▸ INSTRUCTION: Write the data out again, character for character, with no images.

Figure dataset records:
>>>

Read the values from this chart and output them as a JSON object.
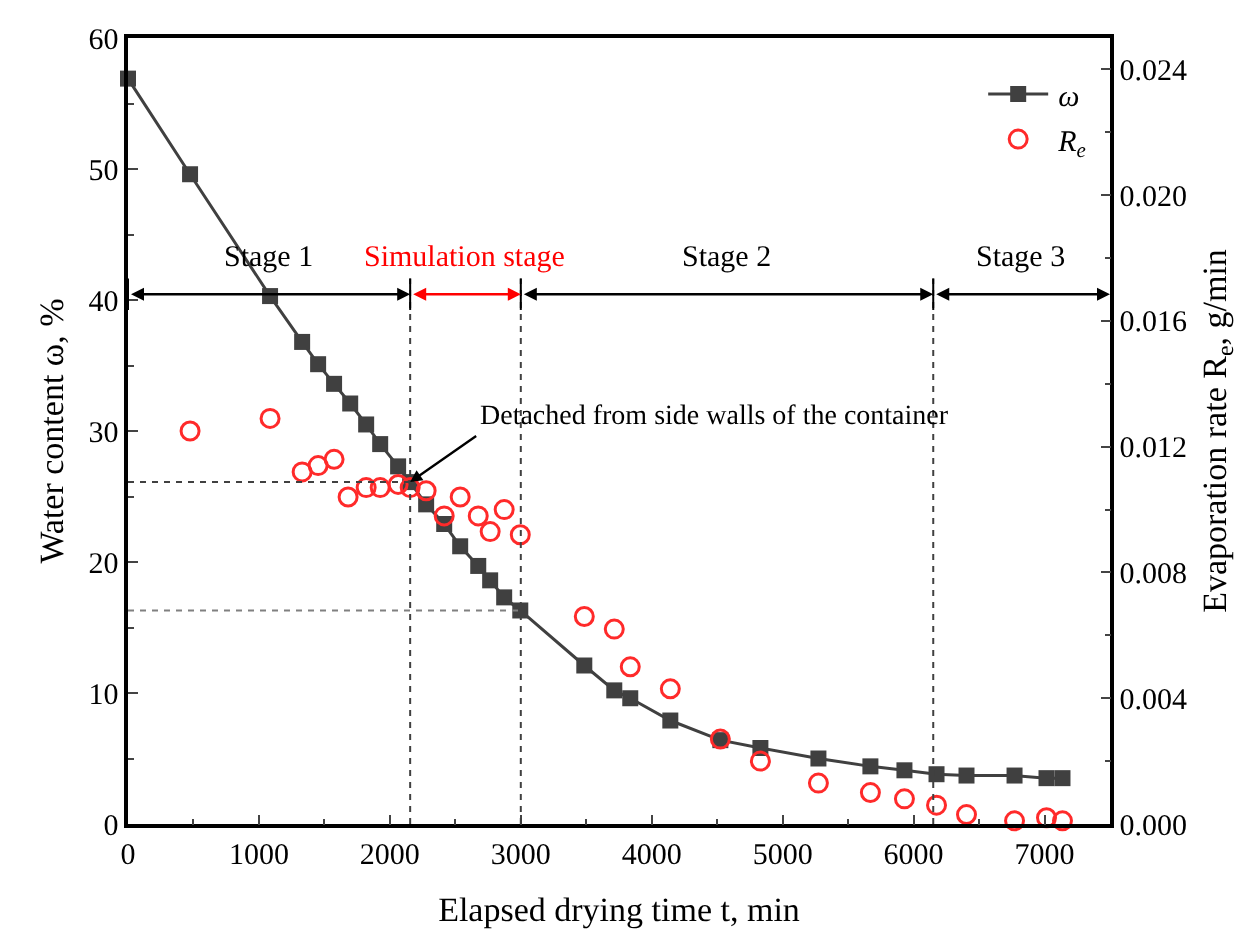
{
  "chart_data": {
    "type": "line",
    "xlabel": "Elapsed drying time t, min",
    "ylabel": "Water content ω, %",
    "y2label": "Evaporation rate R$_{e}$, g/min",
    "series": [
      {
        "name": "ω",
        "marker": "square",
        "color": "#404040",
        "x": [
          0,
          474,
          1085,
          1330,
          1452,
          1574,
          1697,
          1819,
          1926,
          2063,
          2155,
          2277,
          2415,
          2537,
          2675,
          2766,
          2873,
          2996,
          3485,
          3714,
          3836,
          4142,
          4524,
          4830,
          5273,
          5670,
          5930,
          6175,
          6404,
          6771,
          7015,
          7137
        ],
        "values": [
          56.9,
          49.6,
          40.3,
          36.8,
          35.1,
          33.6,
          32.1,
          30.5,
          29.0,
          27.3,
          26.1,
          24.4,
          22.9,
          21.2,
          19.7,
          18.6,
          17.3,
          16.3,
          12.1,
          10.2,
          9.6,
          7.9,
          6.4,
          5.8,
          5.0,
          4.4,
          4.1,
          3.8,
          3.7,
          3.7,
          3.5,
          3.5
        ]
      },
      {
        "name": "R$_{e}$",
        "type": "scatter",
        "marker": "circle",
        "axis": "y2",
        "color": "#ff2a2a",
        "x": [
          474,
          1085,
          1330,
          1452,
          1574,
          1681,
          1819,
          1926,
          2063,
          2155,
          2277,
          2415,
          2537,
          2675,
          2766,
          2873,
          2996,
          3485,
          3714,
          3836,
          4142,
          4524,
          4830,
          5273,
          5670,
          5930,
          6175,
          6404,
          6771,
          7015,
          7137
        ],
        "values": [
          0.0125,
          0.0129,
          0.0112,
          0.0114,
          0.0116,
          0.0104,
          0.0107,
          0.0107,
          0.0108,
          0.0107,
          0.0106,
          0.0098,
          0.0104,
          0.0098,
          0.0093,
          0.01,
          0.0092,
          0.0066,
          0.0062,
          0.005,
          0.0043,
          0.0027,
          0.002,
          0.0013,
          0.001,
          0.0008,
          0.0006,
          0.0003,
          0.0001,
          0.0002,
          0.0001
        ]
      }
    ],
    "xlim": [
      0,
      7500
    ],
    "xticks": [
      0,
      1000,
      2000,
      3000,
      4000,
      5000,
      6000,
      7000
    ],
    "ylim": [
      0,
      60
    ],
    "yticks": [
      0,
      10,
      20,
      30,
      40,
      50,
      60
    ],
    "y2lim": [
      0,
      0.025
    ],
    "y2ticks": [
      {
        "value": 0,
        "label": "0.000"
      },
      {
        "value": 0.004,
        "label": "0.004"
      },
      {
        "value": 0.008,
        "label": "0.008"
      },
      {
        "value": 0.012,
        "label": "0.012"
      },
      {
        "value": 0.016,
        "label": "0.016"
      },
      {
        "value": 0.02,
        "label": "0.020"
      },
      {
        "value": 0.024,
        "label": "0.024"
      }
    ],
    "ref_lines": [
      {
        "axis": "x",
        "value": 2155,
        "line_style": "dotted",
        "color": "#404040"
      },
      {
        "axis": "x",
        "value": 3000,
        "line_style": "dotted",
        "color": "#404040"
      },
      {
        "axis": "x",
        "value": 6150,
        "line_style": "dotted",
        "color": "#404040"
      },
      {
        "axis": "y",
        "value": 26.1,
        "line_style": "dotted",
        "color": "#404040"
      },
      {
        "axis": "y",
        "value": 16.3,
        "line_style": "dotted",
        "color": "#808080"
      }
    ],
    "annotations": [
      "Stage 1",
      "Simulation stage",
      "Stage 2",
      "Stage 3",
      {
        "text": "Detached from side walls of the container",
        "x": 2155,
        "y": 26.1
      }
    ],
    "grid": false,
    "legend": "top right"
  }
}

<<<

▸ SOLUTION:
Read the values from this chart and output them as a JSON object.
{
  "chart_data": {
    "type": "line",
    "xlabel": "Elapsed drying time t, min",
    "ylabel": "Water content ω, %",
    "y2label": "Evaporation rate R$_{e}$, g/min",
    "series": [
      {
        "name": "ω",
        "marker": "square",
        "color": "#404040",
        "x": [
          0,
          474,
          1085,
          1330,
          1452,
          1574,
          1697,
          1819,
          1926,
          2063,
          2155,
          2277,
          2415,
          2537,
          2675,
          2766,
          2873,
          2996,
          3485,
          3714,
          3836,
          4142,
          4524,
          4830,
          5273,
          5670,
          5930,
          6175,
          6404,
          6771,
          7015,
          7137
        ],
        "values": [
          56.9,
          49.6,
          40.3,
          36.8,
          35.1,
          33.6,
          32.1,
          30.5,
          29.0,
          27.3,
          26.1,
          24.4,
          22.9,
          21.2,
          19.7,
          18.6,
          17.3,
          16.3,
          12.1,
          10.2,
          9.6,
          7.9,
          6.4,
          5.8,
          5.0,
          4.4,
          4.1,
          3.8,
          3.7,
          3.7,
          3.5,
          3.5
        ]
      },
      {
        "name": "R$_{e}$",
        "type": "scatter",
        "marker": "circle",
        "axis": "y2",
        "color": "#ff2a2a",
        "x": [
          474,
          1085,
          1330,
          1452,
          1574,
          1681,
          1819,
          1926,
          2063,
          2155,
          2277,
          2415,
          2537,
          2675,
          2766,
          2873,
          2996,
          3485,
          3714,
          3836,
          4142,
          4524,
          4830,
          5273,
          5670,
          5930,
          6175,
          6404,
          6771,
          7015,
          7137
        ],
        "values": [
          0.0125,
          0.0129,
          0.0112,
          0.0114,
          0.0116,
          0.0104,
          0.0107,
          0.0107,
          0.0108,
          0.0107,
          0.0106,
          0.0098,
          0.0104,
          0.0098,
          0.0093,
          0.01,
          0.0092,
          0.0066,
          0.0062,
          0.005,
          0.0043,
          0.0027,
          0.002,
          0.0013,
          0.001,
          0.0008,
          0.0006,
          0.0003,
          0.0001,
          0.0002,
          0.0001
        ]
      }
    ],
    "xlim": [
      0,
      7500
    ],
    "xticks": [
      0,
      1000,
      2000,
      3000,
      4000,
      5000,
      6000,
      7000
    ],
    "ylim": [
      0,
      60
    ],
    "yticks": [
      0,
      10,
      20,
      30,
      40,
      50,
      60
    ],
    "y2lim": [
      0,
      0.025
    ],
    "y2ticks": [
      {
        "value": 0,
        "label": "0.000"
      },
      {
        "value": 0.004,
        "label": "0.004"
      },
      {
        "value": 0.008,
        "label": "0.008"
      },
      {
        "value": 0.012,
        "label": "0.012"
      },
      {
        "value": 0.016,
        "label": "0.016"
      },
      {
        "value": 0.02,
        "label": "0.020"
      },
      {
        "value": 0.024,
        "label": "0.024"
      }
    ],
    "ref_lines": [
      {
        "axis": "x",
        "value": 2155,
        "line_style": "dotted",
        "color": "#404040"
      },
      {
        "axis": "x",
        "value": 3000,
        "line_style": "dotted",
        "color": "#404040"
      },
      {
        "axis": "x",
        "value": 6150,
        "line_style": "dotted",
        "color": "#404040"
      },
      {
        "axis": "y",
        "value": 26.1,
        "line_style": "dotted",
        "color": "#404040"
      },
      {
        "axis": "y",
        "value": 16.3,
        "line_style": "dotted",
        "color": "#808080"
      }
    ],
    "annotations": [
      "Stage 1",
      "Simulation stage",
      "Stage 2",
      "Stage 3",
      {
        "text": "Detached from side walls of the container",
        "x": 2155,
        "y": 26.1
      }
    ],
    "grid": false,
    "legend": "top right"
  }
}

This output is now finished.